(WHAT TO WORK ON)
Lay out the records starting at the line containing "data-point[interactable] xyxy=(488,152,494,157)" and ending at the line containing "y-tick-label: 600 xyxy=(12,127,30,139)" as a numbered list, leaving out any blank lines.

[Listings of boxed layout items]
— START —

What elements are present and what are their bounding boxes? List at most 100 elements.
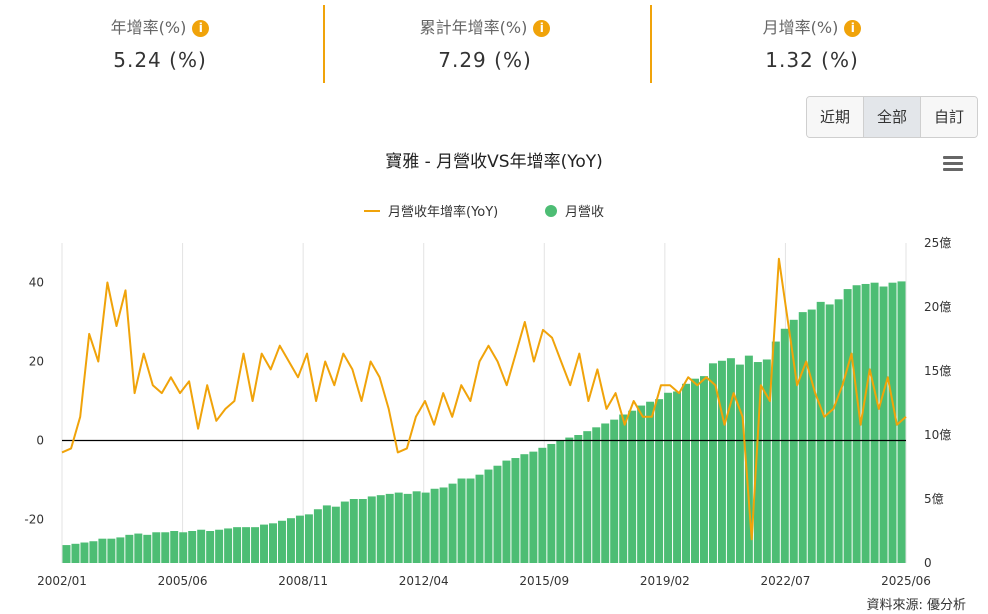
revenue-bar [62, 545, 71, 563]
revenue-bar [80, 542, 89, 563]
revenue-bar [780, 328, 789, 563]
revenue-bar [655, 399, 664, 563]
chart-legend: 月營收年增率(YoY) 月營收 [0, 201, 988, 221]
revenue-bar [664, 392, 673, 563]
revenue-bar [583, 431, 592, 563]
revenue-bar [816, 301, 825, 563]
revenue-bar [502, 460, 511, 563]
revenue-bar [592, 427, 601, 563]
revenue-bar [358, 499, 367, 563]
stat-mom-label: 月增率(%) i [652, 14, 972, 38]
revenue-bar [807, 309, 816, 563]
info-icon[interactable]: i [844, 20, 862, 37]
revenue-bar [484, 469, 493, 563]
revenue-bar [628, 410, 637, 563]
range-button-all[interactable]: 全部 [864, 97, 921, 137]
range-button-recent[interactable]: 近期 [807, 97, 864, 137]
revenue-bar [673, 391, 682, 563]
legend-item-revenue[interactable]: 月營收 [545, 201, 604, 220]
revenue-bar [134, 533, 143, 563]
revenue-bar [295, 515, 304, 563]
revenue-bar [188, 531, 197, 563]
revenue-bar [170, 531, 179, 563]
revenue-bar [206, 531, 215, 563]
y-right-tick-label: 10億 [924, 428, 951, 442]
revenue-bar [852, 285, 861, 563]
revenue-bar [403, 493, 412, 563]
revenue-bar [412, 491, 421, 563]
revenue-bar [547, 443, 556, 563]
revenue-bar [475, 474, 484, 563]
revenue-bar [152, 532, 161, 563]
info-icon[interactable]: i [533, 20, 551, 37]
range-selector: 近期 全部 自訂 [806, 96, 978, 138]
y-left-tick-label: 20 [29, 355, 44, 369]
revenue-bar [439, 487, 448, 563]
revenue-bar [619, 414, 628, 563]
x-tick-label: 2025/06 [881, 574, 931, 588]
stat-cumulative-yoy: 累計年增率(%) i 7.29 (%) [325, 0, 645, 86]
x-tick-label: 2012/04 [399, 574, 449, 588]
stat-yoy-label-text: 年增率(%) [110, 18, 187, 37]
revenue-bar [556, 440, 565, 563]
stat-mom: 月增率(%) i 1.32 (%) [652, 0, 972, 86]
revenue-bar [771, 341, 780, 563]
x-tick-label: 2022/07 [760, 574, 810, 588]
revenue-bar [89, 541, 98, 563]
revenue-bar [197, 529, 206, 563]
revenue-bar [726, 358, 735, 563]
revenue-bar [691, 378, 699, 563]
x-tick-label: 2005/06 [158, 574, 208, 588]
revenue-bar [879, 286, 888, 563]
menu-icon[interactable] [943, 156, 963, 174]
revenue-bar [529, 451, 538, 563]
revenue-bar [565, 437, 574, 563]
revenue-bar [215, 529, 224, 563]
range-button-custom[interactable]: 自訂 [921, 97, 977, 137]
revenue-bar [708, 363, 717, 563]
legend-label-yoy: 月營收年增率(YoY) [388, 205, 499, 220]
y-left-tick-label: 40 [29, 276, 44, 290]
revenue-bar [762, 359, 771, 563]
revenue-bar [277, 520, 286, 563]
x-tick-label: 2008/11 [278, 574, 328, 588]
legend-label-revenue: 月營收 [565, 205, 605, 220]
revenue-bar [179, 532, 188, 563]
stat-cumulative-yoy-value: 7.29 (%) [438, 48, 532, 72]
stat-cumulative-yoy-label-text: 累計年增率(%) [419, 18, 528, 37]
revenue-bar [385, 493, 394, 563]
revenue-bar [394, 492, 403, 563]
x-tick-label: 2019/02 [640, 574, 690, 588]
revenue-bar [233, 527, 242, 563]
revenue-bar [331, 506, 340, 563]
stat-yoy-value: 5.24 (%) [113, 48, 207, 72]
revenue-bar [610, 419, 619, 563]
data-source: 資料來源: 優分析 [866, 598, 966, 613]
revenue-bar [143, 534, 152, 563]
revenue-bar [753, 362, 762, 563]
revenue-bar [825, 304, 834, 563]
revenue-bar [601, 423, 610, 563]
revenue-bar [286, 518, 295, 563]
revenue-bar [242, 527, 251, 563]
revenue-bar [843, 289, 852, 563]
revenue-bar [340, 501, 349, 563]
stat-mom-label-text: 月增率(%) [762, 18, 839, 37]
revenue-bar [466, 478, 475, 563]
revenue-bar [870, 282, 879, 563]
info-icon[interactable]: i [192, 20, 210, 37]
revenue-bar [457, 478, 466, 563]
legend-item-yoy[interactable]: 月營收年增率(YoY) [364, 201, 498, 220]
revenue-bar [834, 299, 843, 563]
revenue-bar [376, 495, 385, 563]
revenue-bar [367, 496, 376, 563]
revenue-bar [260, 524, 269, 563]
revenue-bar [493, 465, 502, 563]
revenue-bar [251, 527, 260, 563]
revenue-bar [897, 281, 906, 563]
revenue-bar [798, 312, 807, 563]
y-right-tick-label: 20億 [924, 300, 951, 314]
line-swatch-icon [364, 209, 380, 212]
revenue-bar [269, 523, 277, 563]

— END —
— START —

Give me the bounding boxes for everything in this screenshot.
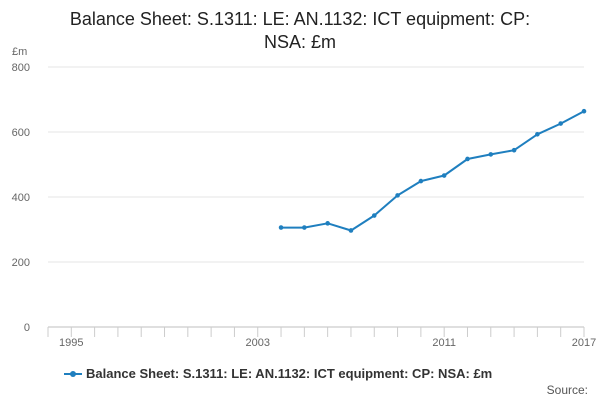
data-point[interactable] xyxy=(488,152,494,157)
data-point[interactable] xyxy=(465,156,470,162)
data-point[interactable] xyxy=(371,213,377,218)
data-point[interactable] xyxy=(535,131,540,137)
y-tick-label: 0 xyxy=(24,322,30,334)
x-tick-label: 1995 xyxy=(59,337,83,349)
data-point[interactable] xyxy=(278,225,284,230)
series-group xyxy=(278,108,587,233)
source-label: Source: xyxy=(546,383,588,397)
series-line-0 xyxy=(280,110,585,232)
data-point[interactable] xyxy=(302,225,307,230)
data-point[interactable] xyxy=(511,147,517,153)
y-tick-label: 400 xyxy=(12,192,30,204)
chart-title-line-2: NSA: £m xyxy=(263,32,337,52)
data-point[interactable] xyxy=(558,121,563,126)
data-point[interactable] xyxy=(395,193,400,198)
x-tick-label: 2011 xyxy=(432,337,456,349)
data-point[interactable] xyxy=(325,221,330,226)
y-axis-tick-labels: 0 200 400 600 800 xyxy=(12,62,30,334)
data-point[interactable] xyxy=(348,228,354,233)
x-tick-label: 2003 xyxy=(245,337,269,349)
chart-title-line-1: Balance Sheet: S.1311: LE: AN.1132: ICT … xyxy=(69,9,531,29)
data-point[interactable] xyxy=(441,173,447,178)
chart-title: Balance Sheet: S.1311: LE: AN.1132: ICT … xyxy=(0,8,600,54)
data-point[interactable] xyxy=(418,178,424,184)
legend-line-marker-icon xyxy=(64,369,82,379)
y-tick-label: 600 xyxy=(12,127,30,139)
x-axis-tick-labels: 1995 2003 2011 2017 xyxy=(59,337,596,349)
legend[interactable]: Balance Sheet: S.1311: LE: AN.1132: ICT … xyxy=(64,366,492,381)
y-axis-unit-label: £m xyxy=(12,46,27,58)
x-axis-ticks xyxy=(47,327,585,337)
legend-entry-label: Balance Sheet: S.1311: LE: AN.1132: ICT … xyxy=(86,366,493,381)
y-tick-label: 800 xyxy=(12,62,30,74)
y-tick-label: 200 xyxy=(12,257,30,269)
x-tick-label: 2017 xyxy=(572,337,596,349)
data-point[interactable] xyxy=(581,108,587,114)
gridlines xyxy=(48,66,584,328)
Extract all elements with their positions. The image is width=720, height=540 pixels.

— END —

(WRITTEN RESPONSE)
1. data-point[interactable] xyxy=(488,152,494,157)
2. data-point[interactable] xyxy=(465,156,470,162)
3. data-point[interactable] xyxy=(371,213,377,218)
4. data-point[interactable] xyxy=(535,131,540,137)
5. y-tick-label: 0 xyxy=(24,322,30,334)
6. x-tick-label: 1995 xyxy=(59,337,83,349)
7. data-point[interactable] xyxy=(278,225,284,230)
8. series-group xyxy=(278,108,587,233)
9. source-label: Source: xyxy=(546,383,588,397)
10. series-line-0 xyxy=(280,110,585,232)
11. data-point[interactable] xyxy=(302,225,307,230)
12. data-point[interactable] xyxy=(511,147,517,153)
13. y-tick-label: 400 xyxy=(12,192,30,204)
14. chart-title-line-2: NSA: £m xyxy=(263,32,337,52)
15. data-point[interactable] xyxy=(558,121,563,126)
16. data-point[interactable] xyxy=(395,193,400,198)
17. x-tick-label: 2011 xyxy=(432,337,456,349)
18. data-point[interactable] xyxy=(325,221,330,226)
19. y-axis-tick-labels: 0 200 400 600 800 xyxy=(12,62,30,334)
20. data-point[interactable] xyxy=(348,228,354,233)
21. x-tick-label: 2003 xyxy=(245,337,269,349)
22. chart-title-line-1: Balance Sheet: S.1311: LE: AN.1132: ICT … xyxy=(69,9,531,29)
23. data-point[interactable] xyxy=(441,173,447,178)
24. chart-title: Balance Sheet: S.1311: LE: AN.1132: ICT … xyxy=(0,8,600,54)
25. data-point[interactable] xyxy=(418,178,424,184)
26. legend-line-marker-icon xyxy=(64,369,82,379)
27. y-tick-label: 600 xyxy=(12,127,30,139)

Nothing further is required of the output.